Your instructions
Find each line in the following listing that has the string "Vatter", then state the count and nothing else.

Data listing
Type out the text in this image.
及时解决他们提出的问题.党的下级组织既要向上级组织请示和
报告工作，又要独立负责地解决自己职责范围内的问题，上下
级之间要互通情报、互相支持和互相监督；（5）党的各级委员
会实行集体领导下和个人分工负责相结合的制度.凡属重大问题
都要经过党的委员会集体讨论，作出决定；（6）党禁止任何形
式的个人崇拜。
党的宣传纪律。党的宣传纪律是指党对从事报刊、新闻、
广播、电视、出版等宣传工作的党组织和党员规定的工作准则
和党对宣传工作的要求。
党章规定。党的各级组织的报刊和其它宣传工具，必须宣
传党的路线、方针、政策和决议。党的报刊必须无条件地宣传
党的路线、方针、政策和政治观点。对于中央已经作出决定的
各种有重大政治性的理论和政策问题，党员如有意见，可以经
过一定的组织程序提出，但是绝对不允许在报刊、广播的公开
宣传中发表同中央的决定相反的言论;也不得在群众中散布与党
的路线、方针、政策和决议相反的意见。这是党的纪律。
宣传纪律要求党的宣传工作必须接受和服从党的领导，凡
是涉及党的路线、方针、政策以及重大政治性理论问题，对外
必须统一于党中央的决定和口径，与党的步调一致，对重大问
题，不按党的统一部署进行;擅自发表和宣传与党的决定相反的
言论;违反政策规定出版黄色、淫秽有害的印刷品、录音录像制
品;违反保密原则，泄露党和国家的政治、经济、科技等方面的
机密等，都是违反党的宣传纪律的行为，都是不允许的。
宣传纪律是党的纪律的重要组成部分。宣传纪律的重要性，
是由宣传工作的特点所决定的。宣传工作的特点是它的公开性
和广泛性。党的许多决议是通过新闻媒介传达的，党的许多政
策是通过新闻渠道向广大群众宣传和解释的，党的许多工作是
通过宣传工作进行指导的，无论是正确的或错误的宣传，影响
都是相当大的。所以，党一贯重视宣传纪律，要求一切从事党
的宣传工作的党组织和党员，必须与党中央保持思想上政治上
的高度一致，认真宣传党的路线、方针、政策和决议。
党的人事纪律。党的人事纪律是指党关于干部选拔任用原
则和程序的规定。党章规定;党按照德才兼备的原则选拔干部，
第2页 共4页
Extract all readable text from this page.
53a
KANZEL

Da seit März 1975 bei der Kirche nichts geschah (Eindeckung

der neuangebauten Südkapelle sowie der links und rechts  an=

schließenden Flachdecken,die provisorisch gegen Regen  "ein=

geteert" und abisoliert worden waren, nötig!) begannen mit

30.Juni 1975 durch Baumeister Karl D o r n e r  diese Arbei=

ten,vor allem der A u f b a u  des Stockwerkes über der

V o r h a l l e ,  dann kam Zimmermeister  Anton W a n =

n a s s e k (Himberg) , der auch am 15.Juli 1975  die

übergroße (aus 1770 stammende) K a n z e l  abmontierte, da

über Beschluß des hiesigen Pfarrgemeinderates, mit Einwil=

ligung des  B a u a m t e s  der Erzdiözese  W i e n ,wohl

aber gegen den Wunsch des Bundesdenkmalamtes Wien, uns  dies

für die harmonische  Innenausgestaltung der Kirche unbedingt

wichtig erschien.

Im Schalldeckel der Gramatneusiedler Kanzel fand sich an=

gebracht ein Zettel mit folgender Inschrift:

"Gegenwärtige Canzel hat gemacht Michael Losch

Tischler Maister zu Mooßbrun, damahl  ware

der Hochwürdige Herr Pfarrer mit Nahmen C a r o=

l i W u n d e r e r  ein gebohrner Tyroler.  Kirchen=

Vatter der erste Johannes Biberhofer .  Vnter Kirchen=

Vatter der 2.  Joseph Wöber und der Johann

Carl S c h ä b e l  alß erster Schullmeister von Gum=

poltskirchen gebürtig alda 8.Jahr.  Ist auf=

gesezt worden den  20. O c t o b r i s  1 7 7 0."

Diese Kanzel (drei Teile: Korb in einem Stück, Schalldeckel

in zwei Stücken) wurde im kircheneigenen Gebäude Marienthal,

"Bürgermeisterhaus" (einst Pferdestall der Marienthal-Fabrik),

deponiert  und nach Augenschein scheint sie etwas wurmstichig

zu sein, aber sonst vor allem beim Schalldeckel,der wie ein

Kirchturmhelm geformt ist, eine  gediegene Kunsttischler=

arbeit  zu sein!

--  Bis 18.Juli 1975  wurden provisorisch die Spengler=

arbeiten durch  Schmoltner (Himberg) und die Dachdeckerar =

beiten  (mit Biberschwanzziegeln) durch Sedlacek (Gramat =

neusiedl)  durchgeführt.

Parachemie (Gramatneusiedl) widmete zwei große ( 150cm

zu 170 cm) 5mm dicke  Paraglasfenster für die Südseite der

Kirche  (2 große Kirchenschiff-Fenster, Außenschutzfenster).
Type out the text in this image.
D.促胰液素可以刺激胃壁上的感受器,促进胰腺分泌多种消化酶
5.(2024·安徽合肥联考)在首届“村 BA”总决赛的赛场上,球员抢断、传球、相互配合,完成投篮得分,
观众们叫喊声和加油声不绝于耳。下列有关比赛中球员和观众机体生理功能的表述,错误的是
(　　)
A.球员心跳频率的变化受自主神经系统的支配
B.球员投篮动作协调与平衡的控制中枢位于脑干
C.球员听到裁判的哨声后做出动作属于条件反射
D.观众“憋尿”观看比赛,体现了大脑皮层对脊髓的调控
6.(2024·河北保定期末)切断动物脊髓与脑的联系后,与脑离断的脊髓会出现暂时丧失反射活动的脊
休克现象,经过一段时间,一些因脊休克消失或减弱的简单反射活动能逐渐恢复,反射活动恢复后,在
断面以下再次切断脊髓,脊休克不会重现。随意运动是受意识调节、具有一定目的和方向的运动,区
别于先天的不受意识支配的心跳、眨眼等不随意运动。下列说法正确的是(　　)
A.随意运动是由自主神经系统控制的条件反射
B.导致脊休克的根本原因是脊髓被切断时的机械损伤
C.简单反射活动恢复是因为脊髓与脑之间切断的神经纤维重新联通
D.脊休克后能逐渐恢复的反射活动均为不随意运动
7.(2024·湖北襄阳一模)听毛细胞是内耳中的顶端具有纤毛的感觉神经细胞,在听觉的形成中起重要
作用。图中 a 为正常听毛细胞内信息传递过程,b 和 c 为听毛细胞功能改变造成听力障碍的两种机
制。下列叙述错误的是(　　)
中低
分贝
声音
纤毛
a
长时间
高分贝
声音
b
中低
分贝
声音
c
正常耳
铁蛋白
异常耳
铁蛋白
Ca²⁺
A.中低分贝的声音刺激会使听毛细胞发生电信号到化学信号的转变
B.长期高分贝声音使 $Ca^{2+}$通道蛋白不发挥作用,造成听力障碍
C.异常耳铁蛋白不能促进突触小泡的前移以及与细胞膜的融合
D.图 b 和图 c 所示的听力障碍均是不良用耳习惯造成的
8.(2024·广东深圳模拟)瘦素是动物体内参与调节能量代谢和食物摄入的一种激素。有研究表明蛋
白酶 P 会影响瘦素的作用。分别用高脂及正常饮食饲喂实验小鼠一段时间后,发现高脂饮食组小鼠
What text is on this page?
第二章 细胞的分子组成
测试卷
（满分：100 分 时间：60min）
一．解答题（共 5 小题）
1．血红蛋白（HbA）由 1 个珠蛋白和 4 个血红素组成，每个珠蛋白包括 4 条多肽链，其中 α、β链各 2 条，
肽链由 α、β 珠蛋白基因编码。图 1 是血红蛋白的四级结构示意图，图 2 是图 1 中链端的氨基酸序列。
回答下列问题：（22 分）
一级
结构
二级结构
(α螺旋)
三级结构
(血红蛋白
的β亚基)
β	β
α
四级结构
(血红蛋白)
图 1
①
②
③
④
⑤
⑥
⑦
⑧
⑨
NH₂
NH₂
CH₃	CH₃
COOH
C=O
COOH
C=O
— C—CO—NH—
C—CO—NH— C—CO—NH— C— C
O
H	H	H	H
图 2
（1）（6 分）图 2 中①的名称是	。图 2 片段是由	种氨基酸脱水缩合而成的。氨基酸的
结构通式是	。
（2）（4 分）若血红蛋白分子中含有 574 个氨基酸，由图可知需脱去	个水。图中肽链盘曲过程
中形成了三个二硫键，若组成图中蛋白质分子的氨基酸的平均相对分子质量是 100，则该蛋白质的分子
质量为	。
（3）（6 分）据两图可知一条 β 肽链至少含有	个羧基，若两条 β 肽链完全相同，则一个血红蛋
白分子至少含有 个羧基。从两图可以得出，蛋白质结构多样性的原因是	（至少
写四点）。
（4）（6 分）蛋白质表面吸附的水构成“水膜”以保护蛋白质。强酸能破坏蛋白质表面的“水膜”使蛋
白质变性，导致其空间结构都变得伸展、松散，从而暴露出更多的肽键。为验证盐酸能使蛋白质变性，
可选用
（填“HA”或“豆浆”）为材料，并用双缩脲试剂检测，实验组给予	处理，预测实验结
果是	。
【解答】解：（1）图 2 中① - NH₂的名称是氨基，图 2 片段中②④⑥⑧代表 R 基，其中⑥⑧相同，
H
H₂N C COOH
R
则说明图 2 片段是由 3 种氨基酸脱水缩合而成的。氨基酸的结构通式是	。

Solution to this task
2